REQUIRED TASK
Print the records word for word, from the first line down through the line containing "x-coordinate-cell: 626733.57 [376, 1205, 534, 1271]", and include that line.

-------- RECORDS FOR THE EXERCISE --------

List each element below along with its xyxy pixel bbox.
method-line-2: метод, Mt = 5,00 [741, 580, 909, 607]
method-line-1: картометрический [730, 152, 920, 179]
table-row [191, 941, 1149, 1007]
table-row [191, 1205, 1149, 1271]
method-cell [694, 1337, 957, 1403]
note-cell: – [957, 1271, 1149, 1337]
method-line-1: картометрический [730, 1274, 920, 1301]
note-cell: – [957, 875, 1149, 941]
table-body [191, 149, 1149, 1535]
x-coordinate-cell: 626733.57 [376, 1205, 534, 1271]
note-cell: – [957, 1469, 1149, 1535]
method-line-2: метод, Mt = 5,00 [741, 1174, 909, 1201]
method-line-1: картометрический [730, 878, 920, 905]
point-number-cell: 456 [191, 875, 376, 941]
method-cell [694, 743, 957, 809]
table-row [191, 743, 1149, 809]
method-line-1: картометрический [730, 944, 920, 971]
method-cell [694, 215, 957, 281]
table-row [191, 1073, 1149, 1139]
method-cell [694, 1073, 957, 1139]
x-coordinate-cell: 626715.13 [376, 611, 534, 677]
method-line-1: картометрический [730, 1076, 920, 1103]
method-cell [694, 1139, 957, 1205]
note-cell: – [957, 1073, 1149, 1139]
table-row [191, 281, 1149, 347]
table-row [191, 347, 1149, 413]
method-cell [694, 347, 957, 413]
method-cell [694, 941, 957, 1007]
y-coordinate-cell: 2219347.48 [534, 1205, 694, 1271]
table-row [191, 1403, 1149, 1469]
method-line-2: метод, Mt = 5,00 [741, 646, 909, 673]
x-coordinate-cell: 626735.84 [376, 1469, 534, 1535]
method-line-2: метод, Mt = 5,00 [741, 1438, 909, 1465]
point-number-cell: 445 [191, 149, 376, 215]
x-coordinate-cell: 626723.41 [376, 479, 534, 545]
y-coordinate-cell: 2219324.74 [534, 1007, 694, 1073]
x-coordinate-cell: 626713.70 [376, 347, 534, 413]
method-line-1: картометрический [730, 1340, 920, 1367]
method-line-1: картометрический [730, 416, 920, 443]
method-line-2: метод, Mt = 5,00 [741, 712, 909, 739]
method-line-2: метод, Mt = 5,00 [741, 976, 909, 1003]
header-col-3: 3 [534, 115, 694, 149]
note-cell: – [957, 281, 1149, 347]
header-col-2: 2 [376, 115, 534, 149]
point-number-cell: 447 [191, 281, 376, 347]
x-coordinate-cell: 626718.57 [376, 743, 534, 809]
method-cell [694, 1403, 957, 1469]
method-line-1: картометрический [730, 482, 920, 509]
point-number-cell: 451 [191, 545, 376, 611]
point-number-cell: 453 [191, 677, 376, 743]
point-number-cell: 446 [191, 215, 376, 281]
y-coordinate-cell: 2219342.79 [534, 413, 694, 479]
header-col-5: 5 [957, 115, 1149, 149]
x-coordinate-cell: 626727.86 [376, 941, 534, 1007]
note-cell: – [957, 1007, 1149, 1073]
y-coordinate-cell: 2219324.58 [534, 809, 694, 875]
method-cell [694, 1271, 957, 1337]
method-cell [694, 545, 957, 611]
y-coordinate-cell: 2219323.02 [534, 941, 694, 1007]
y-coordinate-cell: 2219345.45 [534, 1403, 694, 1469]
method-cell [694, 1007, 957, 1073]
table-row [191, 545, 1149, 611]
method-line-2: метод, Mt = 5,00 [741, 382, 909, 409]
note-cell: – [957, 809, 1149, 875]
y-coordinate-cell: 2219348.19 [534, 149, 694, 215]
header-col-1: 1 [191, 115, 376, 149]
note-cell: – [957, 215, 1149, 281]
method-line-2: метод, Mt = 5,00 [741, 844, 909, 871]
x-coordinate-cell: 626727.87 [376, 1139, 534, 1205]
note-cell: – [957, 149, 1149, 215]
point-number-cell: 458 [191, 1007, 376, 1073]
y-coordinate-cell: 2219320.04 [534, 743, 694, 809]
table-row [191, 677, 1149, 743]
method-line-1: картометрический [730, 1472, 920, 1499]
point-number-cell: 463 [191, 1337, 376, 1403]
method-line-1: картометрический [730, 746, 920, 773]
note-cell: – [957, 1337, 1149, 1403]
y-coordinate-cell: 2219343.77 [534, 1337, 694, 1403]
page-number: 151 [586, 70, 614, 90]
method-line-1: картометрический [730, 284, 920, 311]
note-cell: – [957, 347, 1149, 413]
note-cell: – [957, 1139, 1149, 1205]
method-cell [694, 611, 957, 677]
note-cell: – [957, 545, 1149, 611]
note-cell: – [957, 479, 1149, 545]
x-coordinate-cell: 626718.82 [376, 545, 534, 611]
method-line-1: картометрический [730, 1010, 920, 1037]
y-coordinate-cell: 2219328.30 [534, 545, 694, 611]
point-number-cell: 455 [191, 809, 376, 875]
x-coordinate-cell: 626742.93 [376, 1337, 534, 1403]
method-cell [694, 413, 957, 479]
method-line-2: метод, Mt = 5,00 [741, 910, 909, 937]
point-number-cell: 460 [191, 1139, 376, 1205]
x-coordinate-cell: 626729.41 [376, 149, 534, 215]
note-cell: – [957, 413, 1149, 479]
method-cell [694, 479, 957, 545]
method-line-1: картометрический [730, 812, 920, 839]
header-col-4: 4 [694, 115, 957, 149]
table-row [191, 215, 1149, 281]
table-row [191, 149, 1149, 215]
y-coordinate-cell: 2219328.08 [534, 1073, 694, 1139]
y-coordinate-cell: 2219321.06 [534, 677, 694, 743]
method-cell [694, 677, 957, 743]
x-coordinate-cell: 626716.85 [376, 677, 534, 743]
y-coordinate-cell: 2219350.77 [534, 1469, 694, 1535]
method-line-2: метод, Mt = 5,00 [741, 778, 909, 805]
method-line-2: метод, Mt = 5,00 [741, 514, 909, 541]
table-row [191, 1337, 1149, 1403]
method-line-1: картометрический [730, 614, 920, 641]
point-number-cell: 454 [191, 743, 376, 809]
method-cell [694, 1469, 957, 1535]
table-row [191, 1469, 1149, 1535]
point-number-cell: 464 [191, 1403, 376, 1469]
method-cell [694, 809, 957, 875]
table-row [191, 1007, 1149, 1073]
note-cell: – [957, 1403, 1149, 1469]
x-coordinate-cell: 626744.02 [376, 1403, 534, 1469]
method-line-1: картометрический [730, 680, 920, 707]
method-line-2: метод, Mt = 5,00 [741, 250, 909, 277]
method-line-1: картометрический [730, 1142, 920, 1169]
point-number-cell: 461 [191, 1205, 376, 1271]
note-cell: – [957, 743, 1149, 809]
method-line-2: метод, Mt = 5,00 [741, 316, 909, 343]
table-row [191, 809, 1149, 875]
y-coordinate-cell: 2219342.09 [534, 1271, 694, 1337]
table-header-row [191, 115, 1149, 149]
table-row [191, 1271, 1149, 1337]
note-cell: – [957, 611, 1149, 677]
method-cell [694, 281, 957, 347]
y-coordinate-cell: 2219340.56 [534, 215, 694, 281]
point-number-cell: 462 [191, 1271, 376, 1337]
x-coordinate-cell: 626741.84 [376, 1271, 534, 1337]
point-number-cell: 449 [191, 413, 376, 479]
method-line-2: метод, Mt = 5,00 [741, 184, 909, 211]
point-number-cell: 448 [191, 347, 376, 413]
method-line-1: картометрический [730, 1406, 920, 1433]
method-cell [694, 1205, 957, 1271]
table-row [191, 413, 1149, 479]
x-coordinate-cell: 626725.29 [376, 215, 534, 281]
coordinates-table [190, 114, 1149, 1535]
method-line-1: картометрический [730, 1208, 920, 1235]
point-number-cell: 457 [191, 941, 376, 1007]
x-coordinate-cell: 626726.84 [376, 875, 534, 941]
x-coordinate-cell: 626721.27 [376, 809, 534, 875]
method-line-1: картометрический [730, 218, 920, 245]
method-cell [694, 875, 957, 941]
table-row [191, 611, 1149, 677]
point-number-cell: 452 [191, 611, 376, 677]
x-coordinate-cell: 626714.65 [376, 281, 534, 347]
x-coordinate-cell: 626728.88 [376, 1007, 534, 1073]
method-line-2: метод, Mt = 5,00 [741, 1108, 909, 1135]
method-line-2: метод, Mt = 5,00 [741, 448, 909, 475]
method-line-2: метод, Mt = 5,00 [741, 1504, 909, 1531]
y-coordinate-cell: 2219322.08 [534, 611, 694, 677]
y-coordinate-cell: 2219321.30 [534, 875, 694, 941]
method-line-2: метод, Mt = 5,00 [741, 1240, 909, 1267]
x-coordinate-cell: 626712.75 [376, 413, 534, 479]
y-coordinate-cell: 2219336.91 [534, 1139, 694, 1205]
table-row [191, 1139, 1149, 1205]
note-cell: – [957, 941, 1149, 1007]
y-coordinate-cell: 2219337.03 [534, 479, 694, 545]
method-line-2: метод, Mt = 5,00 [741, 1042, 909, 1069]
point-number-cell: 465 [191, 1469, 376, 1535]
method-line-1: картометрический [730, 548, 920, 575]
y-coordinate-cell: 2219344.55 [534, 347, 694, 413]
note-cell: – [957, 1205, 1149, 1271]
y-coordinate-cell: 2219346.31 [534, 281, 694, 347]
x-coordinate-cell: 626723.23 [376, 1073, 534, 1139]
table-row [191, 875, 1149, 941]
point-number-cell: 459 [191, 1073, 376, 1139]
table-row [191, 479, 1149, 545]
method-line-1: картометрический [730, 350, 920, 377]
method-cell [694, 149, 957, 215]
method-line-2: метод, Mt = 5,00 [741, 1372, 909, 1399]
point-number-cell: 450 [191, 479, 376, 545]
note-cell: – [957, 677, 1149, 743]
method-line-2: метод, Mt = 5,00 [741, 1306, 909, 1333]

--------

FINISHED ANSWER
List each element below along with its xyxy pixel bbox.
method-line-2: метод, Mt = 5,00 [741, 580, 909, 607]
method-line-1: картометрический [730, 152, 920, 179]
table-row [191, 941, 1149, 1007]
table-row [191, 1205, 1149, 1271]
method-cell [694, 1337, 957, 1403]
note-cell: – [957, 1271, 1149, 1337]
method-line-1: картометрический [730, 1274, 920, 1301]
note-cell: – [957, 875, 1149, 941]
table-body [191, 149, 1149, 1535]
x-coordinate-cell: 626733.57 [376, 1205, 534, 1271]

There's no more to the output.